GIVEN PROBLEM >> Include in the output the line containing "Read out every word on this page." and each subsequent line of the records, through the end, transcribed exactly. Add nothing else.

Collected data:
________________________________________
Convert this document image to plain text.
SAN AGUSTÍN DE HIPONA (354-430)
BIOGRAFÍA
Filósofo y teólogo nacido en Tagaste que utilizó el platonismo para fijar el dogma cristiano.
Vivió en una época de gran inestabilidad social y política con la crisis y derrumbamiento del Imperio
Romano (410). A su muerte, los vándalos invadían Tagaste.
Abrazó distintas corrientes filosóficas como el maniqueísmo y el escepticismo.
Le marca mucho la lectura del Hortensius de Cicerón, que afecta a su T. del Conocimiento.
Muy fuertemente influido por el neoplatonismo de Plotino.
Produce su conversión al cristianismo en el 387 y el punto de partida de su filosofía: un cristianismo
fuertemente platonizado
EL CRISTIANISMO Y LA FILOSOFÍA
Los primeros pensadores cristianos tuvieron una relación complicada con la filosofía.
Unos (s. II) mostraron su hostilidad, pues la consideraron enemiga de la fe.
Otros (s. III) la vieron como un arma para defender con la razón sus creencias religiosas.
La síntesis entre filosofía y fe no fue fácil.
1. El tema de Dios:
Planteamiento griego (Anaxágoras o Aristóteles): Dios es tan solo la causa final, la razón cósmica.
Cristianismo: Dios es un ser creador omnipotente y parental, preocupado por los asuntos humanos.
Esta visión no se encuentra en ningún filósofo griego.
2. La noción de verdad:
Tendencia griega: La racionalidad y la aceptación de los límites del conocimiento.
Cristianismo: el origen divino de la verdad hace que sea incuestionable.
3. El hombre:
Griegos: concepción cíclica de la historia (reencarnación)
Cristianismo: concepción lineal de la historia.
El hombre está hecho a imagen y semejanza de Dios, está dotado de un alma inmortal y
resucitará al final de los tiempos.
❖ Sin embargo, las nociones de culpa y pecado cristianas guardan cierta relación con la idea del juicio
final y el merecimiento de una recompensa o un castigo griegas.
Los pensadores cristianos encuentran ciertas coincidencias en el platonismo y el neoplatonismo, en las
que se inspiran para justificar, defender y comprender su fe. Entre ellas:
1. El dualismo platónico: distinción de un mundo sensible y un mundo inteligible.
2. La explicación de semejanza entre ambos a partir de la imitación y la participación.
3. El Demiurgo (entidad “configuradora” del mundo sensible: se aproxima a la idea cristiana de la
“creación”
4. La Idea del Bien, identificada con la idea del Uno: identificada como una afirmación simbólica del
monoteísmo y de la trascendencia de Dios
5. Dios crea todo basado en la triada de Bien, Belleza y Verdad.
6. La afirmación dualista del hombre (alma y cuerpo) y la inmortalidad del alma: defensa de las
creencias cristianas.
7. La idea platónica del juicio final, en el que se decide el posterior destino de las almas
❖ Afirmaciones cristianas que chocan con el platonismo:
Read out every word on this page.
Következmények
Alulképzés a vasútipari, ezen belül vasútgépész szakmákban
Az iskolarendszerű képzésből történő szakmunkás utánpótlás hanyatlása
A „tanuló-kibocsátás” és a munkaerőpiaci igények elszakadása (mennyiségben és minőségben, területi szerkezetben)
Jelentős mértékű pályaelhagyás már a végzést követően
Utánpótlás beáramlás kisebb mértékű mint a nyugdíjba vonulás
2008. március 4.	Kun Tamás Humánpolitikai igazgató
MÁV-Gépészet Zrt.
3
________________________________________
TASK RESULT >>
Read out every word on this page.
Következmények
Alulképzés a vasútipari, ezen belül vasútgépész szakmákban
Az iskolarendszerű képzésből történő szakmunkás utánpótlás hanyatlása
A „tanuló-kibocsátás” és a munkaerőpiaci igények elszakadása (mennyiségben és minőségben, területi szerkezetben)
Jelentős mértékű pályaelhagyás már a végzést követően
Utánpótlás beáramlás kisebb mértékű mint a nyugdíjba vonulás
2008. március 4.	Kun Tamás Humánpolitikai igazgató
MÁV-Gépészet Zrt.
3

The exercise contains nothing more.